TASK REQUIREMENTS: Skip the pictures and extract all of the lines exactly as written.

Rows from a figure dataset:
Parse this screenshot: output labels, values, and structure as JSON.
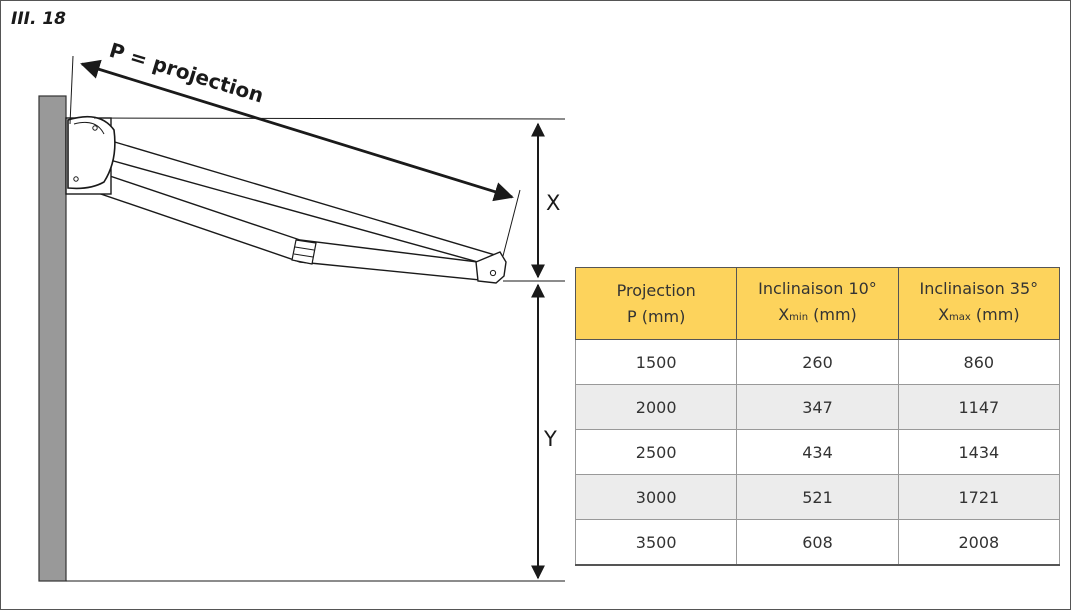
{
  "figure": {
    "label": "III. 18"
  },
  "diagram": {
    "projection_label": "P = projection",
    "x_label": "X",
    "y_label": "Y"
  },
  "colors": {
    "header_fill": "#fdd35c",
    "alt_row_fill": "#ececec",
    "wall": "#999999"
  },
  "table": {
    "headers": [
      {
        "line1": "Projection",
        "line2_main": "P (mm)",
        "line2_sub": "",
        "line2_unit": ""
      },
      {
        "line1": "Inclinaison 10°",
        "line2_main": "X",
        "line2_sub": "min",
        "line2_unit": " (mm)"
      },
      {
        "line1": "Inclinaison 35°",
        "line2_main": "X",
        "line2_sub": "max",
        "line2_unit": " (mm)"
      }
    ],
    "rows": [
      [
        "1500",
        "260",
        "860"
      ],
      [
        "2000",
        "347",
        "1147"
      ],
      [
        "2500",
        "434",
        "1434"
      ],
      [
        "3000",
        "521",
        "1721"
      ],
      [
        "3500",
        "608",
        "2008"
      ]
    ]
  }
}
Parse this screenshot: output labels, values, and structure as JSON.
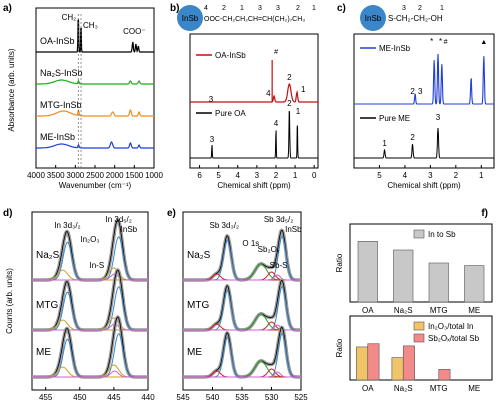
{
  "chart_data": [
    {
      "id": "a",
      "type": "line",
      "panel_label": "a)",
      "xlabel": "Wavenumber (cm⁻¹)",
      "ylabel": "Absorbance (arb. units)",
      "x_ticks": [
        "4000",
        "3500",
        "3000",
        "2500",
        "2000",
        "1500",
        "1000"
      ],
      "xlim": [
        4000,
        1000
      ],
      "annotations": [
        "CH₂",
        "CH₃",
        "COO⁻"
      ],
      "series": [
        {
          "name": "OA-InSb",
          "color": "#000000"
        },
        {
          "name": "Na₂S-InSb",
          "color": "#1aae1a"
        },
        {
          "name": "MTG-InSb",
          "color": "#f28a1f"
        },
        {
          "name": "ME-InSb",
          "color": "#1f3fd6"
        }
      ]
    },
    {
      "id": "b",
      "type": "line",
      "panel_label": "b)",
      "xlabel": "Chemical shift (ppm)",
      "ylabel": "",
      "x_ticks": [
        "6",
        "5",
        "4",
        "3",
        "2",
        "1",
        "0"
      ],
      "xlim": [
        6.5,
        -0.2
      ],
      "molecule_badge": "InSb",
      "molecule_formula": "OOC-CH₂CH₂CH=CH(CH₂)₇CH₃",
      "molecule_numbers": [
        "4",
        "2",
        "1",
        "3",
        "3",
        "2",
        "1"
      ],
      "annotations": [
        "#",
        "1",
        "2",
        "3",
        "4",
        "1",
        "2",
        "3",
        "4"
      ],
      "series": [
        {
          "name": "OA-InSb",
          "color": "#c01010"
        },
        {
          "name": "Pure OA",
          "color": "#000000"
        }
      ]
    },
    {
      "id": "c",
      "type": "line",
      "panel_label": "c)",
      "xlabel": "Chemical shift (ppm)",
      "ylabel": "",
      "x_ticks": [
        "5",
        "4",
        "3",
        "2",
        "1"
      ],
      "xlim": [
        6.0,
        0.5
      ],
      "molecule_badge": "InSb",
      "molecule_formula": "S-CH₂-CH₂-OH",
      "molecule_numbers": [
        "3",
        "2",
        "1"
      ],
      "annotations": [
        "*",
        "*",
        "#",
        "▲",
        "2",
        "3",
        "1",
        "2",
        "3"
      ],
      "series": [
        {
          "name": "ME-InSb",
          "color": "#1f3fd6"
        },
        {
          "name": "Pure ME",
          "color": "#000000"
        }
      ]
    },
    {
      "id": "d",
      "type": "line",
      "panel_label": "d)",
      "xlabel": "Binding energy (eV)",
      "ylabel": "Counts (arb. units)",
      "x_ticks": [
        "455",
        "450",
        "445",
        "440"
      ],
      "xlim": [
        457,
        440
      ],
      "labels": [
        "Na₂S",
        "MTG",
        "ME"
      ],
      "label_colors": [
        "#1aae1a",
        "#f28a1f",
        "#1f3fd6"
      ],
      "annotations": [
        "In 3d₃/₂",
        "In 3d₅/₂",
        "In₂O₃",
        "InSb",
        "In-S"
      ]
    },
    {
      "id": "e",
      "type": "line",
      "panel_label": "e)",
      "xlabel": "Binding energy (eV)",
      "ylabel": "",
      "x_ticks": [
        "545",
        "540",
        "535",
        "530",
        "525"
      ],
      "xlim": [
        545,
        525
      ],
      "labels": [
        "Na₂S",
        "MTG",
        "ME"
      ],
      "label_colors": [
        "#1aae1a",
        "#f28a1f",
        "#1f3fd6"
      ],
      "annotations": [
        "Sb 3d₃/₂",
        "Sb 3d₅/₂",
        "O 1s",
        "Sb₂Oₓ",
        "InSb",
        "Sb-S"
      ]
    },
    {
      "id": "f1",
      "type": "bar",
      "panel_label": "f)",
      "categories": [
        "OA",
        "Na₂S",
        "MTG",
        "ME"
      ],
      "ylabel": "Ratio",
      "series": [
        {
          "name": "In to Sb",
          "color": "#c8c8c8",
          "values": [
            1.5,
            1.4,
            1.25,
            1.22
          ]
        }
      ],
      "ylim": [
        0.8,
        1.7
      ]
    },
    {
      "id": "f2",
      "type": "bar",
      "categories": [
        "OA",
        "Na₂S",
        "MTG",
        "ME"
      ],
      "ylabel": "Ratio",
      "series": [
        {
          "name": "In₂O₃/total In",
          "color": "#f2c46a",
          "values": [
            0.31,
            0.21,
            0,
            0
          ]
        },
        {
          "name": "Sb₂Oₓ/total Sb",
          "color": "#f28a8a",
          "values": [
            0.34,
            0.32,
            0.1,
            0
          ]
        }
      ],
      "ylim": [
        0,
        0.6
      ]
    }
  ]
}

SOLUTION TO THIS PROBLEM:
Parse this screenshot: output labels, values, and structure as JSON.
{
  "figure": {
    "label": "III. 18"
  },
  "diagram": {
    "projection_label": "P = projection",
    "x_label": "X",
    "y_label": "Y"
  },
  "colors": {
    "header_fill": "#fdd35c",
    "alt_row_fill": "#ececec",
    "wall": "#999999"
  },
  "table": {
    "headers": [
      {
        "line1": "Projection",
        "line2_main": "P (mm)",
        "line2_sub": "",
        "line2_unit": ""
      },
      {
        "line1": "Inclinaison 10°",
        "line2_main": "X",
        "line2_sub": "min",
        "line2_unit": " (mm)"
      },
      {
        "line1": "Inclinaison 35°",
        "line2_main": "X",
        "line2_sub": "max",
        "line2_unit": " (mm)"
      }
    ],
    "rows": [
      [
        "1500",
        "260",
        "860"
      ],
      [
        "2000",
        "347",
        "1147"
      ],
      [
        "2500",
        "434",
        "1434"
      ],
      [
        "3000",
        "521",
        "1721"
      ],
      [
        "3500",
        "608",
        "2008"
      ]
    ]
  }
}
Parse this screenshot: output labels, values, and structure as JSON.
{
  "chart_data": [
    {
      "id": "a",
      "type": "line",
      "panel_label": "a)",
      "xlabel": "Wavenumber (cm⁻¹)",
      "ylabel": "Absorbance (arb. units)",
      "x_ticks": [
        "4000",
        "3500",
        "3000",
        "2500",
        "2000",
        "1500",
        "1000"
      ],
      "xlim": [
        4000,
        1000
      ],
      "annotations": [
        "CH₂",
        "CH₃",
        "COO⁻"
      ],
      "series": [
        {
          "name": "OA-InSb",
          "color": "#000000"
        },
        {
          "name": "Na₂S-InSb",
          "color": "#1aae1a"
        },
        {
          "name": "MTG-InSb",
          "color": "#f28a1f"
        },
        {
          "name": "ME-InSb",
          "color": "#1f3fd6"
        }
      ]
    },
    {
      "id": "b",
      "type": "line",
      "panel_label": "b)",
      "xlabel": "Chemical shift (ppm)",
      "ylabel": "",
      "x_ticks": [
        "6",
        "5",
        "4",
        "3",
        "2",
        "1",
        "0"
      ],
      "xlim": [
        6.5,
        -0.2
      ],
      "molecule_badge": "InSb",
      "molecule_formula": "OOC-CH₂CH₂CH=CH(CH₂)₇CH₃",
      "molecule_numbers": [
        "4",
        "2",
        "1",
        "3",
        "3",
        "2",
        "1"
      ],
      "annotations": [
        "#",
        "1",
        "2",
        "3",
        "4",
        "1",
        "2",
        "3",
        "4"
      ],
      "series": [
        {
          "name": "OA-InSb",
          "color": "#c01010"
        },
        {
          "name": "Pure OA",
          "color": "#000000"
        }
      ]
    },
    {
      "id": "c",
      "type": "line",
      "panel_label": "c)",
      "xlabel": "Chemical shift (ppm)",
      "ylabel": "",
      "x_ticks": [
        "5",
        "4",
        "3",
        "2",
        "1"
      ],
      "xlim": [
        6.0,
        0.5
      ],
      "molecule_badge": "InSb",
      "molecule_formula": "S-CH₂-CH₂-OH",
      "molecule_numbers": [
        "3",
        "2",
        "1"
      ],
      "annotations": [
        "*",
        "*",
        "#",
        "▲",
        "2",
        "3",
        "1",
        "2",
        "3"
      ],
      "series": [
        {
          "name": "ME-InSb",
          "color": "#1f3fd6"
        },
        {
          "name": "Pure ME",
          "color": "#000000"
        }
      ]
    },
    {
      "id": "d",
      "type": "line",
      "panel_label": "d)",
      "xlabel": "Binding energy (eV)",
      "ylabel": "Counts (arb. units)",
      "x_ticks": [
        "455",
        "450",
        "445",
        "440"
      ],
      "xlim": [
        457,
        440
      ],
      "labels": [
        "Na₂S",
        "MTG",
        "ME"
      ],
      "label_colors": [
        "#1aae1a",
        "#f28a1f",
        "#1f3fd6"
      ],
      "annotations": [
        "In 3d₃/₂",
        "In 3d₅/₂",
        "In₂O₃",
        "InSb",
        "In-S"
      ]
    },
    {
      "id": "e",
      "type": "line",
      "panel_label": "e)",
      "xlabel": "Binding energy (eV)",
      "ylabel": "",
      "x_ticks": [
        "545",
        "540",
        "535",
        "530",
        "525"
      ],
      "xlim": [
        545,
        525
      ],
      "labels": [
        "Na₂S",
        "MTG",
        "ME"
      ],
      "label_colors": [
        "#1aae1a",
        "#f28a1f",
        "#1f3fd6"
      ],
      "annotations": [
        "Sb 3d₃/₂",
        "Sb 3d₅/₂",
        "O 1s",
        "Sb₂Oₓ",
        "InSb",
        "Sb-S"
      ]
    },
    {
      "id": "f1",
      "type": "bar",
      "panel_label": "f)",
      "categories": [
        "OA",
        "Na₂S",
        "MTG",
        "ME"
      ],
      "ylabel": "Ratio",
      "series": [
        {
          "name": "In to Sb",
          "color": "#c8c8c8",
          "values": [
            1.5,
            1.4,
            1.25,
            1.22
          ]
        }
      ],
      "ylim": [
        0.8,
        1.7
      ]
    },
    {
      "id": "f2",
      "type": "bar",
      "categories": [
        "OA",
        "Na₂S",
        "MTG",
        "ME"
      ],
      "ylabel": "Ratio",
      "series": [
        {
          "name": "In₂O₃/total In",
          "color": "#f2c46a",
          "values": [
            0.31,
            0.21,
            0,
            0
          ]
        },
        {
          "name": "Sb₂Oₓ/total Sb",
          "color": "#f28a8a",
          "values": [
            0.34,
            0.32,
            0.1,
            0
          ]
        }
      ],
      "ylim": [
        0,
        0.6
      ]
    }
  ]
}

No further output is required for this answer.